■ TASK TO COMPLETE ■
Return all lines where the word "text" can be found.

[BEGIN TASK MATERIAL]

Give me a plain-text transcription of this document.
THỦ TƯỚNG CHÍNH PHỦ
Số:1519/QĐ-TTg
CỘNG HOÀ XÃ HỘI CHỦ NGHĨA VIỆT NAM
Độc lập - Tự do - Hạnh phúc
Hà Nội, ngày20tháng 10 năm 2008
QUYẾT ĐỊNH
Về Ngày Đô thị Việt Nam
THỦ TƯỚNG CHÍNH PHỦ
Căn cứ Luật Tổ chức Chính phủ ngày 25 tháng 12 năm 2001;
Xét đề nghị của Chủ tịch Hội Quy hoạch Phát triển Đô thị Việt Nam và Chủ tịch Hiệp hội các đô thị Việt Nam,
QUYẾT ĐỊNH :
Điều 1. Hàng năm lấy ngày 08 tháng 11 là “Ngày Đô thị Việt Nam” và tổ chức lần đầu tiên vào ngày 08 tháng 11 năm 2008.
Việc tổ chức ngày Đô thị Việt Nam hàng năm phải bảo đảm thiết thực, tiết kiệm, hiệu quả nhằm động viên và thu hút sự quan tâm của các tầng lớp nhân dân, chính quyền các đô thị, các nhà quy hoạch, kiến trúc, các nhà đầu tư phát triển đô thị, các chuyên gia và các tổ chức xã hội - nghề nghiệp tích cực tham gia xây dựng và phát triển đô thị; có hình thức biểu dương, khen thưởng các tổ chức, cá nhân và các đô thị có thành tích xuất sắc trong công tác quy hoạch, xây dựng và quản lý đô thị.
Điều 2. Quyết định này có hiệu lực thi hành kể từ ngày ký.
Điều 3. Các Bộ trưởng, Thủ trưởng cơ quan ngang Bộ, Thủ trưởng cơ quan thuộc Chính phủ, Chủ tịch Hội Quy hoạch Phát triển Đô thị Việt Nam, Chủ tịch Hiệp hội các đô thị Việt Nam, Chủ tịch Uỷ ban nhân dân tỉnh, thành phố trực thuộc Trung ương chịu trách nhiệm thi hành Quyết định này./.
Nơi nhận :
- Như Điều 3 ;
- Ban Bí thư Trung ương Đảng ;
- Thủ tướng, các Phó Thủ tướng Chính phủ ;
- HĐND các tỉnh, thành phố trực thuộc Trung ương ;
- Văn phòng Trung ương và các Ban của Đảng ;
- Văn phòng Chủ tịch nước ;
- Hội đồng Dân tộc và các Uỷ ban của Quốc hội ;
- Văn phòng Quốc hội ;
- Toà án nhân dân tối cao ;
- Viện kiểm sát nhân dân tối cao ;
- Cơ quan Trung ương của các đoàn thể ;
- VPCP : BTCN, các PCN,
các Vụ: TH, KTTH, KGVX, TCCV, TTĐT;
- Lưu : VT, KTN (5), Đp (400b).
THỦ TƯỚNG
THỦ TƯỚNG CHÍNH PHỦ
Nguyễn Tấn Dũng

[END TASK MATERIAL]
[BEGIN TASK MATERIAL]

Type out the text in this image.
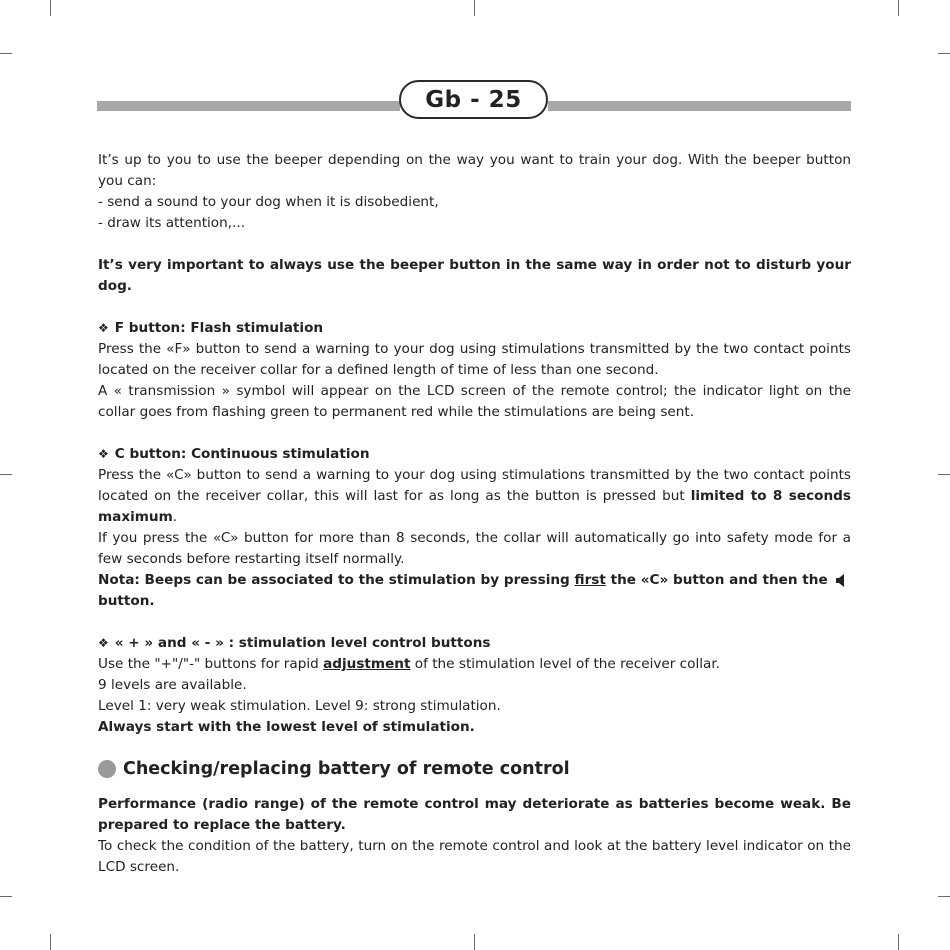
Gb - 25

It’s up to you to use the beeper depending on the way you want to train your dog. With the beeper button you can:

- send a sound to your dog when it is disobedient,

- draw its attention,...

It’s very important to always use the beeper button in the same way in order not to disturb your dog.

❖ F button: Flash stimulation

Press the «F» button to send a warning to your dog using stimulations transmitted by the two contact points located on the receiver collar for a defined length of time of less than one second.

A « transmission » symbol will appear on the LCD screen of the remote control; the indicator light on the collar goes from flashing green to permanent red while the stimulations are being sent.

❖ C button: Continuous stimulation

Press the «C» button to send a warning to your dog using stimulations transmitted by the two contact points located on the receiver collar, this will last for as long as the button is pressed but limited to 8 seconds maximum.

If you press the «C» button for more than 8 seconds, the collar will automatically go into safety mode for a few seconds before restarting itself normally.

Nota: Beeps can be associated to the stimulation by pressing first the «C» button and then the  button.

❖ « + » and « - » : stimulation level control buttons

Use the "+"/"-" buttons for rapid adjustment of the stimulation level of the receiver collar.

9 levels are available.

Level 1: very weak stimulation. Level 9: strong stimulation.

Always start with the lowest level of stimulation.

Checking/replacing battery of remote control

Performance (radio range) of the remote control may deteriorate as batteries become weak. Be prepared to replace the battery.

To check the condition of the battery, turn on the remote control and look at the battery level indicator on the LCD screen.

[END TASK MATERIAL]

■ RESULT OF THE TASK ■
Give me a plain-text transcription of this document.
Type out the text in this image.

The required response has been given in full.